[Material supplied]
============

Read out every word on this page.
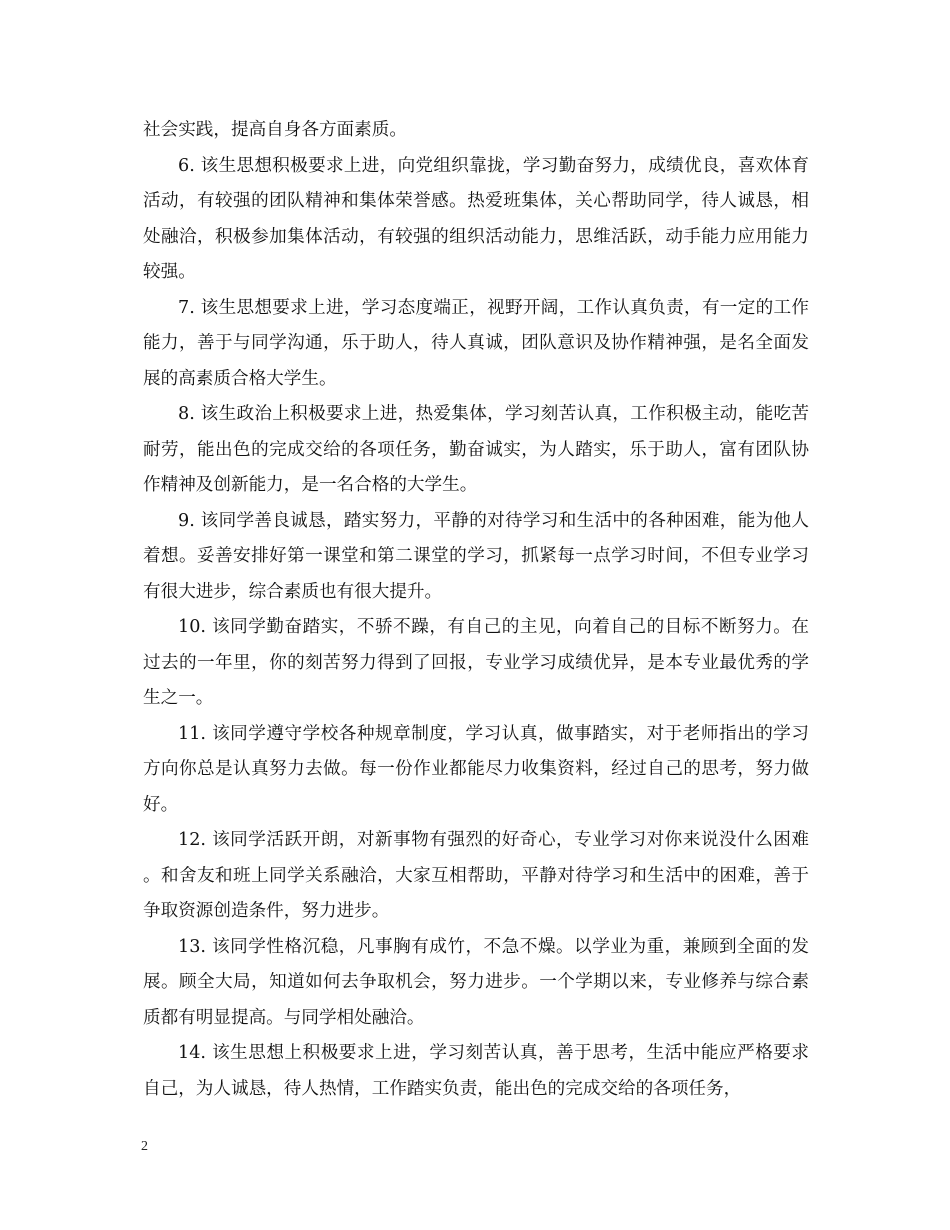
社会实践，提高自身各方面素质。

6. 该生思想积极要求上进，向党组织靠拢，学习勤奋努力，成绩优良，喜欢体育活动，有较强的团队精神和集体荣誉感。热爱班集体，关心帮助同学，待人诚恳，相处融洽，积极参加集体活动，有较强的组织活动能力，思维活跃，动手能力应用能力较强。

7. 该生思想要求上进，学习态度端正，视野开阔，工作认真负责，有一定的工作能力，善于与同学沟通，乐于助人，待人真诚，团队意识及协作精神强，是名全面发展的高素质合格大学生。

8. 该生政治上积极要求上进，热爱集体，学习刻苦认真，工作积极主动，能吃苦耐劳，能出色的完成交给的各项任务，勤奋诚实，为人踏实，乐于助人，富有团队协作精神及创新能力，是一名合格的大学生。

9. 该同学善良诚恳，踏实努力，平静的对待学习和生活中的各种困难，能为他人着想。妥善安排好第一课堂和第二课堂的学习，抓紧每一点学习时间，不但专业学习有很大进步，综合素质也有很大提升。

10. 该同学勤奋踏实，不骄不躁，有自己的主见，向着自己的目标不断努力。在过去的一年里，你的刻苦努力得到了回报，专业学习成绩优异，是本专业最优秀的学生之一。

11. 该同学遵守学校各种规章制度，学习认真，做事踏实，对于老师指出的学习方向你总是认真努力去做。每一份作业都能尽力收集资料，经过自己的思考，努力做好。

12. 该同学活跃开朗，对新事物有强烈的好奇心，专业学习对你来说没什么困难。和舍友和班上同学关系融洽，大家互相帮助，平静对待学习和生活中的困难，善于争取资源创造条件，努力进步。

13. 该同学性格沉稳，凡事胸有成竹，不急不燥。以学业为重，兼顾到全面的发展。顾全大局，知道如何去争取机会，努力进步。一个学期以来，专业修养与综合素质都有明显提高。与同学相处融洽。

14. 该生思想上积极要求上进，学习刻苦认真，善于思考，生活中能应严格要求自己，为人诚恳，待人热情，工作踏实负责，能出色的完成交给的各项任务，

2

============

[Request] Look through the data above. Find each line with the string "能出色的完成交给的各项任务" and copy it.

[Response below]
8. 该生政治上积极要求上进，热爱集体，学习刻苦认真，工作积极主动，能吃苦耐劳，能出色的完成交给的各项任务，勤奋诚实，为人踏实，乐于助人，富有团队协作精神及创新能力，是一名合格的大学生。
14. 该生思想上积极要求上进，学习刻苦认真，善于思考，生活中能应严格要求自己，为人诚恳，待人热情，工作踏实负责，能出色的完成交给的各项任务，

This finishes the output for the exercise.